Alice Weekly Meeting: Software for Hardware Accelerators / PDP-SRC - MINUTES ONLY

Name: Alice Weekly Meeting: Software for Hardware Accelerators / PDP-SRC - MINUTES ONLY
Start: 2025-01-29T10:00:00+01:00
End: 2025-01-29T11:30:00+01:00
Location: No location set

Wednesday 29 Jan 2025, 10:00 → 11:30 Europe/Zurich

61230224927

David Rohr

Join via phone

- 10:00 → 10:20
  
  Discussion 20m
  
  Speakers: David Rohr (CERN), Giulio Eulisse (CERN)
- 10:20 → 10:25
  
  Following up JIRA tickets 5m
  
  Speaker: Ernst Hellbar (CERN)
- 10:25 → 10:30
  TPC ML Clustering 5m
  
  Speaker: Christian Sonnabend (CERN, Heidelberg University (DE))

▸ **STATED EXERCISE A**
Starting at the first of the entries and ending at the line containing "tool-icon[interactable] [739, 4, 753, 18]", write those lines out again, replacing "y-tick-label-right" with "right-axis-label" and leaving everything else as it is.
The meeting agenda above has no connection to the entries that come next.

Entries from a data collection
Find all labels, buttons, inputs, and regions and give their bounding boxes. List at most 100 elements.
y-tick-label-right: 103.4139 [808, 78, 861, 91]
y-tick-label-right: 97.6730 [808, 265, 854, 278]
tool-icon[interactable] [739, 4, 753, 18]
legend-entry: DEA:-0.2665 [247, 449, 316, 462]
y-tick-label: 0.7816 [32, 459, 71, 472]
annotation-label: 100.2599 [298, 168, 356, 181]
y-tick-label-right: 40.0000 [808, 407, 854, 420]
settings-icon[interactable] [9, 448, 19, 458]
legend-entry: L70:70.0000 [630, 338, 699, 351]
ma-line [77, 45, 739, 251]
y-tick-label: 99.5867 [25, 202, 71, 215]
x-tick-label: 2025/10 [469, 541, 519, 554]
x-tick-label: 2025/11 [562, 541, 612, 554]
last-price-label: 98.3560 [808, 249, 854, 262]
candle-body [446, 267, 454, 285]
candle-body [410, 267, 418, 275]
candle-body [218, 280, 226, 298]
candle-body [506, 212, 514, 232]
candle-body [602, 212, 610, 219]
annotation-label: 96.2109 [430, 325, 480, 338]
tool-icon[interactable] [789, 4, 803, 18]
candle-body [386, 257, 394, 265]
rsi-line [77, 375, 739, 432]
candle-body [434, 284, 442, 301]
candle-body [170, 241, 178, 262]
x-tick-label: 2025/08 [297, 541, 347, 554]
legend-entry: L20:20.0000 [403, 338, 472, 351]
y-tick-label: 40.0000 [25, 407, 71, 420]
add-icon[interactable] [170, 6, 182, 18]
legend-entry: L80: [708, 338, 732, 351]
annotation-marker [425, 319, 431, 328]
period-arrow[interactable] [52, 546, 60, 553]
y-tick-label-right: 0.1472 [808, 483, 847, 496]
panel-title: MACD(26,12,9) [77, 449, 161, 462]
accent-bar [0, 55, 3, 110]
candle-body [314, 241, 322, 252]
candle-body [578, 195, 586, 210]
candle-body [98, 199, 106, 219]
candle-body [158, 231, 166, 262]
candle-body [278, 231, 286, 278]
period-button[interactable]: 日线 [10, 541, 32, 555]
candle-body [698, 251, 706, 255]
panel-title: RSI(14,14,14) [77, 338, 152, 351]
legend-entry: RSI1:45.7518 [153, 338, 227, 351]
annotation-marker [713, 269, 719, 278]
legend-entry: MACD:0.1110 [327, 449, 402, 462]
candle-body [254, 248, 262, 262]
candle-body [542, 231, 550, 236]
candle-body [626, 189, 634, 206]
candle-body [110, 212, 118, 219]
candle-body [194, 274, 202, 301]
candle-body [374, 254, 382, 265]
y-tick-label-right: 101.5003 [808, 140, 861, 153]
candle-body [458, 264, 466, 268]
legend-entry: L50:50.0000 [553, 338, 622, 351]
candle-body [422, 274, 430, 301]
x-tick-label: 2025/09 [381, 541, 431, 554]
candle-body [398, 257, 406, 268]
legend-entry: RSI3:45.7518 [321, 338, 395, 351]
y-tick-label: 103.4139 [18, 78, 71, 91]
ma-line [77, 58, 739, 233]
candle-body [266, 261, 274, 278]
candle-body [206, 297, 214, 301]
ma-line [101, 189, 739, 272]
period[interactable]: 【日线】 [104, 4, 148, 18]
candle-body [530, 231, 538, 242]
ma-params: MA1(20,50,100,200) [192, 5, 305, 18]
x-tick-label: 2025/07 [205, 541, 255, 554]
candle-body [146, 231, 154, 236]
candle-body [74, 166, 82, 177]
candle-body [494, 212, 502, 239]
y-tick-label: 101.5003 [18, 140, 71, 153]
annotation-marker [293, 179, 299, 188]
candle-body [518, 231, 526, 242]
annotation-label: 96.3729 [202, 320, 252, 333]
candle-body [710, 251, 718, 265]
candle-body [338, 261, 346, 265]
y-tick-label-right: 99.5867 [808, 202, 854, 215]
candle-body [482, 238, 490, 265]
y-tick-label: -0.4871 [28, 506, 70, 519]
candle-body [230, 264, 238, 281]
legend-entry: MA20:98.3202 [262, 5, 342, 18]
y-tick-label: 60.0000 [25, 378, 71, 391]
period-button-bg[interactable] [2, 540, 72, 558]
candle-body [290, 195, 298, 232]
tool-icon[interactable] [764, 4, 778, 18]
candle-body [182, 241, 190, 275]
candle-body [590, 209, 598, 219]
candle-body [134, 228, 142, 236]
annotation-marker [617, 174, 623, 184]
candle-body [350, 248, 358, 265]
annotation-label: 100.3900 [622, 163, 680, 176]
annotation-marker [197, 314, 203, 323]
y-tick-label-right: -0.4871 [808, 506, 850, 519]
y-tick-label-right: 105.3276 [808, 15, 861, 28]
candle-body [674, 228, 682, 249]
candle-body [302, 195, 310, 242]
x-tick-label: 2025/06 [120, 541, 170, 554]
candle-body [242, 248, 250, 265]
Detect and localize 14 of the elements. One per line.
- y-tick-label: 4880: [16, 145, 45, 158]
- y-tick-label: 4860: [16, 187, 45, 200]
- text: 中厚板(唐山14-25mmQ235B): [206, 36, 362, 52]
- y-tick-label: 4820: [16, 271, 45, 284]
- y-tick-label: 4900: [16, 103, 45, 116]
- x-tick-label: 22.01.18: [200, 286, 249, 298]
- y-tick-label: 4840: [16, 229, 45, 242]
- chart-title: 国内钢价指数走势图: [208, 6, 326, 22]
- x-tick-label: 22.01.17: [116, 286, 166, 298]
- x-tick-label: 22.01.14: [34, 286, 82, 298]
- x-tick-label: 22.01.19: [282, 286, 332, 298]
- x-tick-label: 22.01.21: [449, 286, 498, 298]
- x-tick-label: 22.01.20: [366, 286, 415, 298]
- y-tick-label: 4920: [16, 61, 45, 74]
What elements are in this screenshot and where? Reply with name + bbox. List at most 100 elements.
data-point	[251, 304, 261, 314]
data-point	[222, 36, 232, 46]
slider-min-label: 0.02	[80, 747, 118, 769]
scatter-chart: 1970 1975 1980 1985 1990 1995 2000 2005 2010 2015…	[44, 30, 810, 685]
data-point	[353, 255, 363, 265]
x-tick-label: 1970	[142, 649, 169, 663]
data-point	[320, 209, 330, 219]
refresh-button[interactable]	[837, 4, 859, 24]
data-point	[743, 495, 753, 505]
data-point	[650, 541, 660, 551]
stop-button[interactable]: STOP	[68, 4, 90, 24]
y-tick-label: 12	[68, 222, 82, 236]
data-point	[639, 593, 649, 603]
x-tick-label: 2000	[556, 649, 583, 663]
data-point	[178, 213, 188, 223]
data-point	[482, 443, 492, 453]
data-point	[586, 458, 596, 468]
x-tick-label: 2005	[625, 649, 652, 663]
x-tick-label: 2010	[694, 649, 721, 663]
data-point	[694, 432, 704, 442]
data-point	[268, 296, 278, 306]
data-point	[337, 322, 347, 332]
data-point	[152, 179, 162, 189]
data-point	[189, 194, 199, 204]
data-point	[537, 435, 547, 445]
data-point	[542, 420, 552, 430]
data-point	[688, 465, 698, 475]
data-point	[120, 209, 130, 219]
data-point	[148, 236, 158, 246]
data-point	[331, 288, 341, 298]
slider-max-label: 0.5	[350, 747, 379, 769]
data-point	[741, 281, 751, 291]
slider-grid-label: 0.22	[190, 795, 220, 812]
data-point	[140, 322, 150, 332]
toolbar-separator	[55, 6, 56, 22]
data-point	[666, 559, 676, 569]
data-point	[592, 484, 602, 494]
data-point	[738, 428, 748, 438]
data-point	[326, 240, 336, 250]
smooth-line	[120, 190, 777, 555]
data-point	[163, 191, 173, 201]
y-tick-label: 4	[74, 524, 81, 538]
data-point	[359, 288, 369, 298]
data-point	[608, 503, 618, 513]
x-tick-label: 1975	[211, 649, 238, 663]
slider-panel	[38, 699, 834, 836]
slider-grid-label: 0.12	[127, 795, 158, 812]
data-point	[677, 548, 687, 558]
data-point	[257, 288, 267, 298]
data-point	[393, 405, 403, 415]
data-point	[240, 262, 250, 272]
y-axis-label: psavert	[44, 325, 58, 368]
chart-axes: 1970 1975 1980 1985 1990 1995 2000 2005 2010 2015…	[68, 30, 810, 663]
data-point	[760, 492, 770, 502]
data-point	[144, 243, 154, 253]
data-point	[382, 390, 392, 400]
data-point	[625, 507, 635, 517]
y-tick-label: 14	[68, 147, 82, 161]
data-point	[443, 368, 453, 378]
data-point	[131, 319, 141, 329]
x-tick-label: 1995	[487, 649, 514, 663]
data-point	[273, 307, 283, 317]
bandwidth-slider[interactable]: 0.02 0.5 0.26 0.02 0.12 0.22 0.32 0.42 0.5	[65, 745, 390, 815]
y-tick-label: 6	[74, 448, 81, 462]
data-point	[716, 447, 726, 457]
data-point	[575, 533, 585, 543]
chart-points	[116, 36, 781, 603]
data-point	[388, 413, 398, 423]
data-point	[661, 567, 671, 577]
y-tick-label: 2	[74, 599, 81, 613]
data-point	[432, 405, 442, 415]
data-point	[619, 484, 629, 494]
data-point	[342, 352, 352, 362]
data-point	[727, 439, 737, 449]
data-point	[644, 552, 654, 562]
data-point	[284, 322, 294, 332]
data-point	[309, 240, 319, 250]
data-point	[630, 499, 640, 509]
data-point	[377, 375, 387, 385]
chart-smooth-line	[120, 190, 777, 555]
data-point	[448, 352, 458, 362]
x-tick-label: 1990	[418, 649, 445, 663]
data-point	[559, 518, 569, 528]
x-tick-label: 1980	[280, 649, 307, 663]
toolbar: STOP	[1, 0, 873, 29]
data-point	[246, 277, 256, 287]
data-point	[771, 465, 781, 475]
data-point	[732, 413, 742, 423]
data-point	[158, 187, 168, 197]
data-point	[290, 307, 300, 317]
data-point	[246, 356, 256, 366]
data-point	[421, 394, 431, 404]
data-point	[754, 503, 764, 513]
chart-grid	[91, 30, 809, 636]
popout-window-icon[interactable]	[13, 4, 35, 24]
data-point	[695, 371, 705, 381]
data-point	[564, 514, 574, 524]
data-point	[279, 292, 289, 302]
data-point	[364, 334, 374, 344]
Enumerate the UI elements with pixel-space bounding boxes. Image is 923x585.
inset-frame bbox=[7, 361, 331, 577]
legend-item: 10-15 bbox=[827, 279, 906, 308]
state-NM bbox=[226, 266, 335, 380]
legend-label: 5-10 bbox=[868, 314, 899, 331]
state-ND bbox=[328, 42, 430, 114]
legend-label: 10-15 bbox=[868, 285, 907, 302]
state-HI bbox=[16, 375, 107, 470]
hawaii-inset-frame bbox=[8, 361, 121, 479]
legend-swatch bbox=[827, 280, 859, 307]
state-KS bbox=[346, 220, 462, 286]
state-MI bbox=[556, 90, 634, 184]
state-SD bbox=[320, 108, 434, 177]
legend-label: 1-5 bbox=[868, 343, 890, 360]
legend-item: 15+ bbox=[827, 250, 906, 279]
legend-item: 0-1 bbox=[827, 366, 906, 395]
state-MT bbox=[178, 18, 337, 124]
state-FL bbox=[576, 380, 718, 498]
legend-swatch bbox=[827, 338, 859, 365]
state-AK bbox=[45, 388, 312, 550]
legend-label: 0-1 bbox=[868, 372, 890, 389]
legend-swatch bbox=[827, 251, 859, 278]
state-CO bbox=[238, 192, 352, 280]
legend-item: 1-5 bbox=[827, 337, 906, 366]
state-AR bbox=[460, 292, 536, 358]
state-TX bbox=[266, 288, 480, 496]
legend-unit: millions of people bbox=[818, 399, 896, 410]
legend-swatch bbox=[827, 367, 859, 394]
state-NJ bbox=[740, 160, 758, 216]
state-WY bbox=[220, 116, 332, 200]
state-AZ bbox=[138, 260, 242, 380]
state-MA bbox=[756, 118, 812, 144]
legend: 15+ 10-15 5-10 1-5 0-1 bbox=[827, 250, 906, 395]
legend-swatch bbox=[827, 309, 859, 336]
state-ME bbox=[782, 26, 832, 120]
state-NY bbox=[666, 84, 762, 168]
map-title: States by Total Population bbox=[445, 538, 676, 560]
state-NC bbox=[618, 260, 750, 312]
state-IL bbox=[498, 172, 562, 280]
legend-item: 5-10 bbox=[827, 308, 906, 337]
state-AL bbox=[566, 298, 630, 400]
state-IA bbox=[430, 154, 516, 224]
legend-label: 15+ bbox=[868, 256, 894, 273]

▸ **STATED EXERCISE B**
Carry on the agenda of the weekly meeting on software for hardware accelerators, picking up after its final line.

▸ **FINAL RESULT A**
Find all labels, buttons, inputs, and regions and give their bounding boxes. List at most 100 elements.
right-axis-label: 103.4139 [808, 78, 861, 91]
right-axis-label: 97.6730 [808, 265, 854, 278]
tool-icon[interactable] [739, 4, 753, 18]

▸ **FINAL RESULT B**
  New developments:
  
  Added local occupancy estimator (this was one request by GSI in the group meeting):
  vector<float> loc_occ(all(pad_time_bins), 0);
  for every pad_time_bin in tpc_sector{
  for pad_time_bin_2 in [time(pad_time_bin) - 20, time(pad_time_bin) + 20] and all_pads_in_ROC(pad_time_bin){
  loc_occ[pad_time_bin] += (int)(pad_time_bin_2 > 0);
  }
  loc_occ[pad_time_bin] /= (all_pads_in_ROC(pad_time_bin) * 41);
  }
  
  Distortion simulation working now: full-system-test, distortion type 2 + slow-realisitic-full-sim + runnumber=311000
  
  Got ITS-TPC matching + QC to work using the reco_NOGPU.log (WORKFLOWMODE="print")
  
  Simulated different IR's and collision systems now (PbPb: 50kHz, 30kHz, 15kHz; pp: 1500kHz, 1000kHz, 500kHz)
  
  Created dedicated dataset with loopers: 1 Ev. Pb-Pb 500kHz + lowneut=true = many loopers at high time-bins
  
  Created dedicated simulation for overlap training data: 5 Ev. Pb-Pb 200 kHz should give a high local occupancy and a lot of overlapping tracks (to be seen if it is locally realisitic)
  
  Performed investigation on spacecharge distorted data.
  
  Tested NN's trained on not-spacecharge-distorted data to see if they are good enough or need retraining.
  
  Tested different input sizes and (NN classifciation + NN regression) vs. (NN classification + GPU CF regression) vs. (pure GPU CF regression)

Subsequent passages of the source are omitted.